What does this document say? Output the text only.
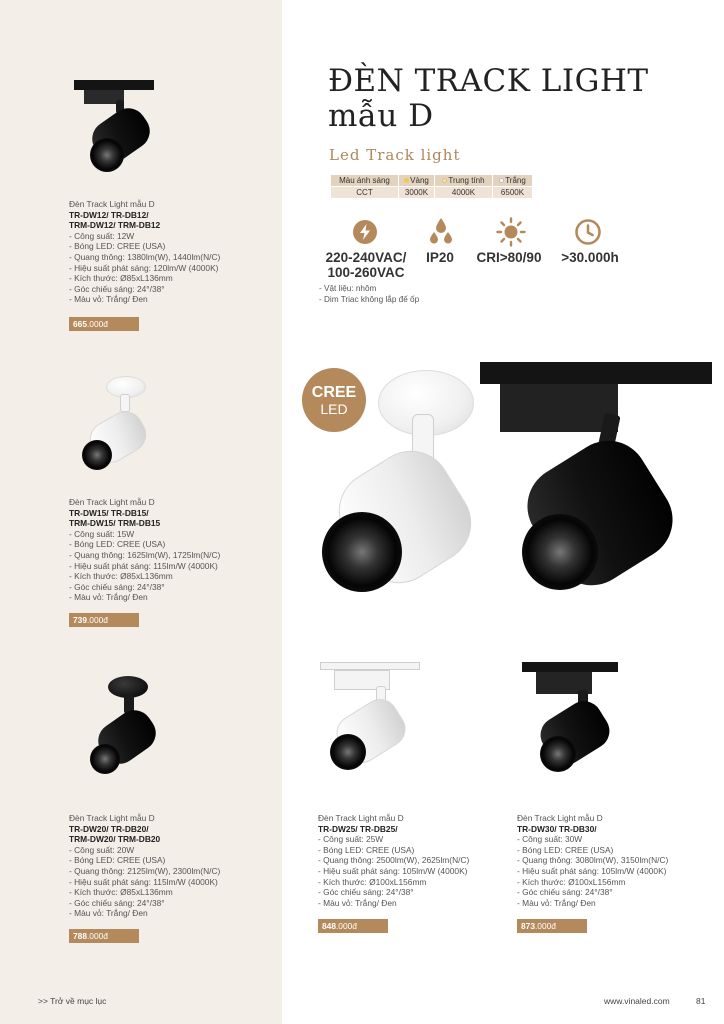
Đèn Track Light mẫu D
TR-DW12/ TR-DB12/
TRM-DW12/ TRM-DB12
- Công suất: 12W
- Bóng LED: CREE (USA)
- Quang thông: 1380lm(W), 1440lm(N/C)
- Hiệu suất phát sáng: 120lm/W (4000K)
- Kích thước: Ø85xL136mm
- Góc chiếu sáng: 24°/38°
- Màu vỏ: Trắng/ Đen
665.000đ
Đèn Track Light mẫu D
TR-DW15/ TR-DB15/
TRM-DW15/ TRM-DB15
- Công suất: 15W
- Bóng LED: CREE (USA)
- Quang thông: 1625lm(W), 1725lm(N/C)
- Hiệu suất phát sáng: 115lm/W (4000K)
- Kích thước: Ø85xL136mm
- Góc chiếu sáng: 24°/38°
- Màu vỏ: Trắng/ Đen
739.000đ
Đèn Track Light mẫu D
TR-DW20/ TR-DB20/
TRM-DW20/ TRM-DB20
- Công suất: 20W
- Bóng LED: CREE (USA)
- Quang thông: 2125lm(W), 2300lm(N/C)
- Hiệu suất phát sáng: 115lm/W (4000K)
- Kích thước: Ø85xL136mm
- Góc chiếu sáng: 24°/38°
- Màu vỏ: Trắng/ Đen
788.000đ
ĐÈN TRACK LIGHT
mẫu D
Led Track light
Màu ánh sáng	Vàng	Trung tính	Trắng
CCT	3000K	4000K	6500K
220-240VAC/
100-260VAC
IP20	CRI>80/90	>30.000h
- Vật liệu: nhôm
- Dim Triac không lắp đế ốp
CREE
LED
Đèn Track Light mẫu D
TR-DW25/ TR-DB25/
- Công suất: 25W
- Bóng LED: CREE (USA)
- Quang thông: 2500lm(W), 2625lm(N/C)
- Hiệu suất phát sáng: 105lm/W (4000K)
- Kích thước: Ø100xL156mm
- Góc chiếu sáng: 24°/38°
- Màu vỏ: Trắng/ Đen
848.000đ
Đèn Track Light mẫu D
TR-DW30/ TR-DB30/
- Công suất: 30W
- Bóng LED: CREE (USA)
- Quang thông: 3080lm(W), 3150lm(N/C)
- Hiệu suất phát sáng: 105lm/W (4000K)
- Kích thước: Ø100xL156mm
- Góc chiếu sáng: 24°/38°
- Màu vỏ: Trắng/ Đen
873.000đ
>> Trở về mục lục	www.vinaled.com	81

+ + +

Instructions to follow:
Copy every record above exactly, leaving out the pictures.

Output below:
What does this document say? Output the text only.
Đèn Track Light mẫu D
TR-DW12/ TR-DB12/
TRM-DW12/ TRM-DB12
- Công suất: 12W
- Bóng LED: CREE (USA)
- Quang thông: 1380lm(W), 1440lm(N/C)
- Hiệu suất phát sáng: 120lm/W (4000K)
- Kích thước: Ø85xL136mm
- Góc chiếu sáng: 24°/38°
- Màu vỏ: Trắng/ Đen
665.000đ
Đèn Track Light mẫu D
TR-DW15/ TR-DB15/
TRM-DW15/ TRM-DB15
- Công suất: 15W
- Bóng LED: CREE (USA)
- Quang thông: 1625lm(W), 1725lm(N/C)
- Hiệu suất phát sáng: 115lm/W (4000K)
- Kích thước: Ø85xL136mm
- Góc chiếu sáng: 24°/38°
- Màu vỏ: Trắng/ Đen
739.000đ
Đèn Track Light mẫu D
TR-DW20/ TR-DB20/
TRM-DW20/ TRM-DB20
- Công suất: 20W
- Bóng LED: CREE (USA)
- Quang thông: 2125lm(W), 2300lm(N/C)
- Hiệu suất phát sáng: 115lm/W (4000K)
- Kích thước: Ø85xL136mm
- Góc chiếu sáng: 24°/38°
- Màu vỏ: Trắng/ Đen
788.000đ
ĐÈN TRACK LIGHT
mẫu D
Led Track light
Màu ánh sáng	Vàng	Trung tính	Trắng
CCT	3000K	4000K	6500K
220-240VAC/
100-260VAC
IP20	CRI>80/90	>30.000h
- Vật liệu: nhôm
- Dim Triac không lắp đế ốp
CREE
LED
Đèn Track Light mẫu D
TR-DW25/ TR-DB25/
- Công suất: 25W
- Bóng LED: CREE (USA)
- Quang thông: 2500lm(W), 2625lm(N/C)
- Hiệu suất phát sáng: 105lm/W (4000K)
- Kích thước: Ø100xL156mm
- Góc chiếu sáng: 24°/38°
- Màu vỏ: Trắng/ Đen
848.000đ
Đèn Track Light mẫu D
TR-DW30/ TR-DB30/
- Công suất: 30W
- Bóng LED: CREE (USA)
- Quang thông: 3080lm(W), 3150lm(N/C)
- Hiệu suất phát sáng: 105lm/W (4000K)
- Kích thước: Ø100xL156mm
- Góc chiếu sáng: 24°/38°
- Màu vỏ: Trắng/ Đen
873.000đ
>> Trở về mục lục	www.vinaled.com	81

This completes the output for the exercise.